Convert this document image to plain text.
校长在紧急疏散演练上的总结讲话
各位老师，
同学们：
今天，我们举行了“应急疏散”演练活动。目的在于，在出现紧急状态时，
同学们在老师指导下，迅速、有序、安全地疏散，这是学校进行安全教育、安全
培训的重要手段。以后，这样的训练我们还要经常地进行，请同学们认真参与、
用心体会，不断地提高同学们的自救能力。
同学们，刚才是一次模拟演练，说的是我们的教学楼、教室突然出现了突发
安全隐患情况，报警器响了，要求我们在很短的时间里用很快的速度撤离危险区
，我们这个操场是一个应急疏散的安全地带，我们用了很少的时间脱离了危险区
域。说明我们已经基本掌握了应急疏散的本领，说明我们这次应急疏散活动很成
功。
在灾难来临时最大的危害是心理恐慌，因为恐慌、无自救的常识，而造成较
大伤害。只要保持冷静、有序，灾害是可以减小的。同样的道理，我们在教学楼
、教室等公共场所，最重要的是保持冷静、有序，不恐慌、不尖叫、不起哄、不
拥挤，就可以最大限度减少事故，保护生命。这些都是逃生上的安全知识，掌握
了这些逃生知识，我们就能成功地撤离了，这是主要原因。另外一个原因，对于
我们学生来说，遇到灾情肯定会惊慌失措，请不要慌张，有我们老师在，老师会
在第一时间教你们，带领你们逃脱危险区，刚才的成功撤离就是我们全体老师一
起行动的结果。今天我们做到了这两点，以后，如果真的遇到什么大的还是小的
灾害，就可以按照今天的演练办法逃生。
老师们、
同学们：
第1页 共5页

----------

All of the data shown above must be copied exactly.

Convert this document image to plain text.
校长在紧急疏散演练上的总结讲话
各位老师，
同学们：
今天，我们举行了“应急疏散”演练活动。目的在于，在出现紧急状态时，
同学们在老师指导下，迅速、有序、安全地疏散，这是学校进行安全教育、安全
培训的重要手段。以后，这样的训练我们还要经常地进行，请同学们认真参与、
用心体会，不断地提高同学们的自救能力。
同学们，刚才是一次模拟演练，说的是我们的教学楼、教室突然出现了突发
安全隐患情况，报警器响了，要求我们在很短的时间里用很快的速度撤离危险区
，我们这个操场是一个应急疏散的安全地带，我们用了很少的时间脱离了危险区
域。说明我们已经基本掌握了应急疏散的本领，说明我们这次应急疏散活动很成
功。
在灾难来临时最大的危害是心理恐慌，因为恐慌、无自救的常识，而造成较
大伤害。只要保持冷静、有序，灾害是可以减小的。同样的道理，我们在教学楼
、教室等公共场所，最重要的是保持冷静、有序，不恐慌、不尖叫、不起哄、不
拥挤，就可以最大限度减少事故，保护生命。这些都是逃生上的安全知识，掌握
了这些逃生知识，我们就能成功地撤离了，这是主要原因。另外一个原因，对于
我们学生来说，遇到灾情肯定会惊慌失措，请不要慌张，有我们老师在，老师会
在第一时间教你们，带领你们逃脱危险区，刚才的成功撤离就是我们全体老师一
起行动的结果。今天我们做到了这两点，以后，如果真的遇到什么大的还是小的
灾害，就可以按照今天的演练办法逃生。
老师们、
同学们：
第1页 共5页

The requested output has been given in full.